::: Raw data
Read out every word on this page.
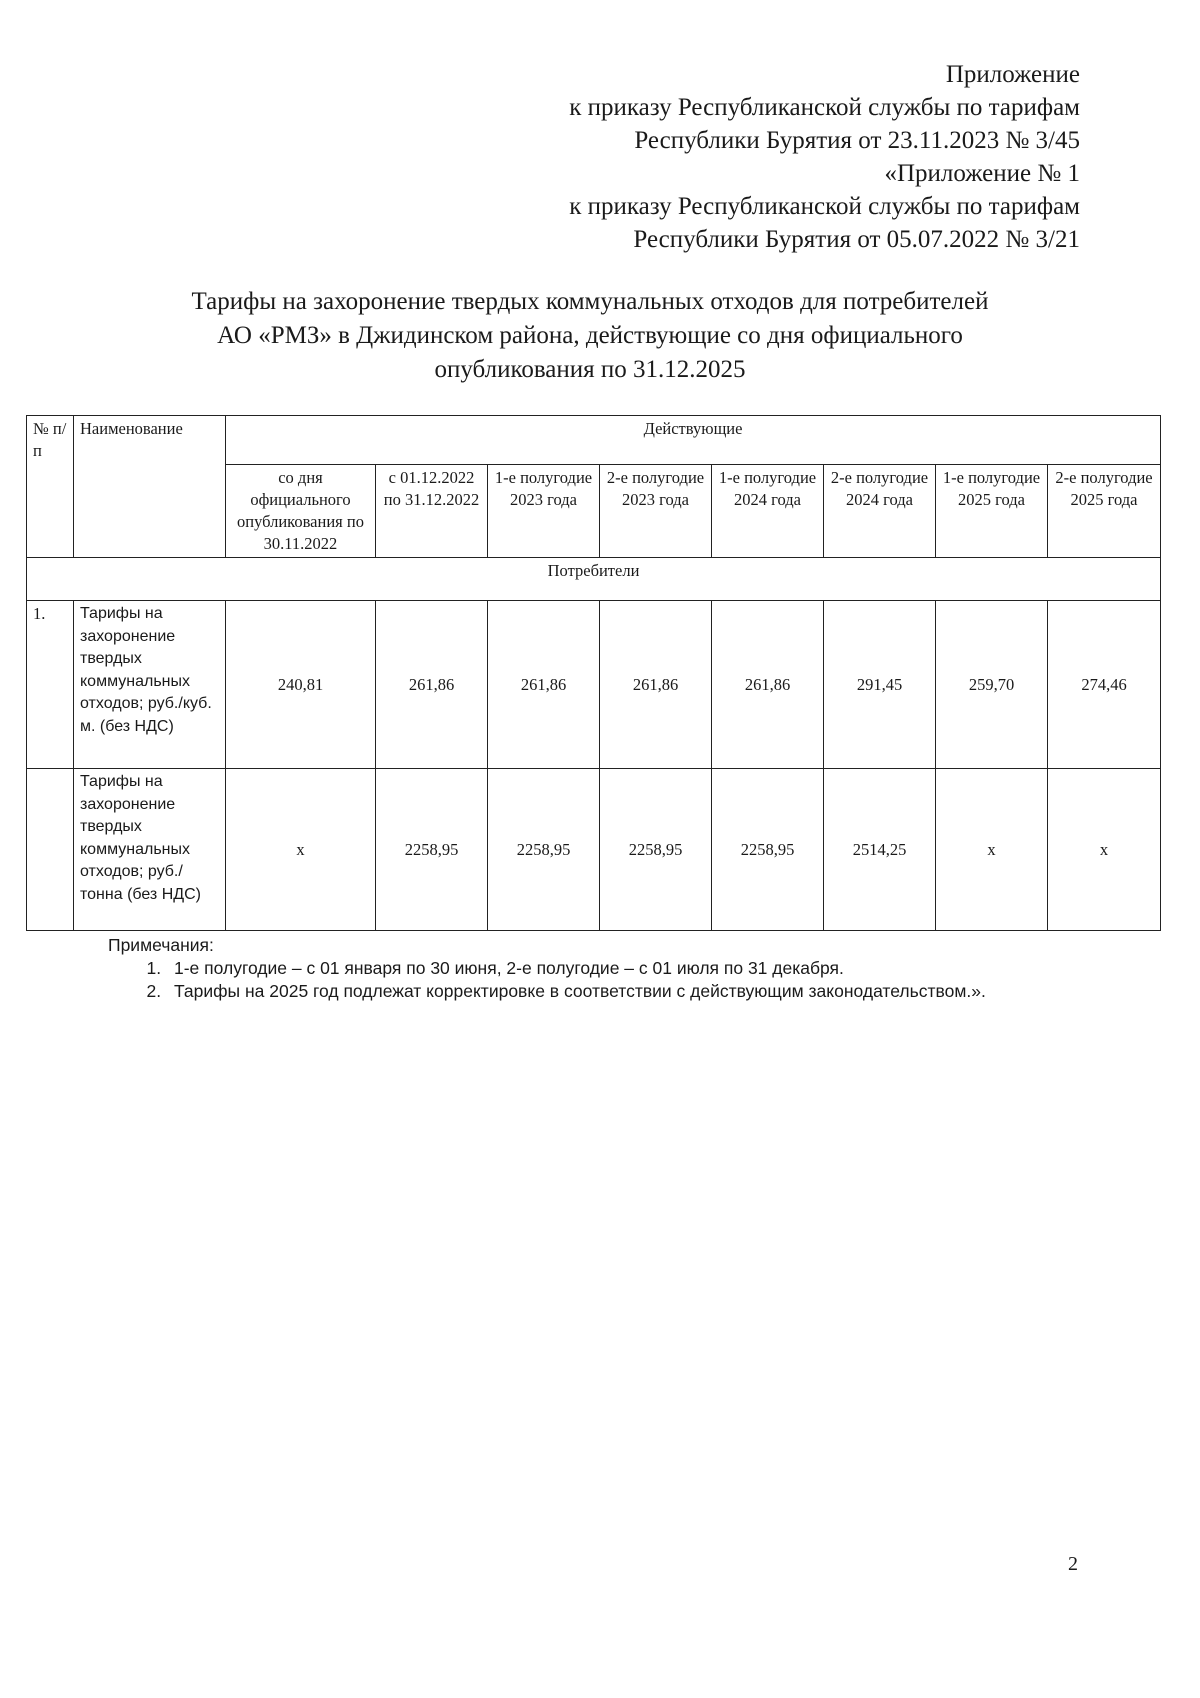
Приложение
к приказу Республиканской службы по тарифам
Республики Бурятия от 23.11.2023 № 3/45
«Приложение № 1
к приказу Республиканской службы по тарифам
Республики Бурятия от 05.07.2022 № 3/21
Тарифы на захоронение твердых коммунальных отходов для потребителей
АО «РМЗ» в Джидинском района, действующие со дня официального
опубликования по 31.12.2025
№ п/п	Наименование	Действующие							
		со дня официального опубликования по 30.11.2022	с 01.12.2022 по 31.12.2022	1-е полугодие 2023 года	2-е полугодие 2023 года	1-е полугодие 2024 года	2-е полугодие 2024 года	1-е полугодие 2025 года	2-е полугодие 2025 года
Потребители									
1.	Тарифы на захоронение твердых коммунальных отходов; руб./куб. м. (без НДС)	240,81	261,86	261,86	261,86	261,86	291,45	259,70	274,46
	Тарифы на захоронение твердых коммунальных отходов; руб./тонна (без НДС)	x	2258,95	2258,95	2258,95	2258,95	2514,25	x	x
Примечания:
1. 1-е полугодие – с 01 января по 30 июня, 2-е полугодие – с 01 июля по 31 декабря.
2. Тарифы на 2025 год подлежат корректировке в соответствии с действующим законодательством.».
2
::::::
*Exercise prompt*
Copy the material above in full and exactly, skipping pictures.

*Reply*
Read out every word on this page.
Приложение
к приказу Республиканской службы по тарифам
Республики Бурятия от 23.11.2023 № 3/45
«Приложение № 1
к приказу Республиканской службы по тарифам
Республики Бурятия от 05.07.2022 № 3/21
Тарифы на захоронение твердых коммунальных отходов для потребителей
АО «РМЗ» в Джидинском района, действующие со дня официального
опубликования по 31.12.2025
№ п/п	Наименование	Действующие							
		со дня официального опубликования по 30.11.2022	с 01.12.2022 по 31.12.2022	1-е полугодие 2023 года	2-е полугодие 2023 года	1-е полугодие 2024 года	2-е полугодие 2024 года	1-е полугодие 2025 года	2-е полугодие 2025 года
Потребители									
1.	Тарифы на захоронение твердых коммунальных отходов; руб./куб. м. (без НДС)	240,81	261,86	261,86	261,86	261,86	291,45	259,70	274,46
	Тарифы на захоронение твердых коммунальных отходов; руб./тонна (без НДС)	x	2258,95	2258,95	2258,95	2258,95	2514,25	x	x
Примечания:
1. 1-е полугодие – с 01 января по 30 июня, 2-е полугодие – с 01 июля по 31 декабря.
2. Тарифы на 2025 год подлежат корректировке в соответствии с действующим законодательством.».
2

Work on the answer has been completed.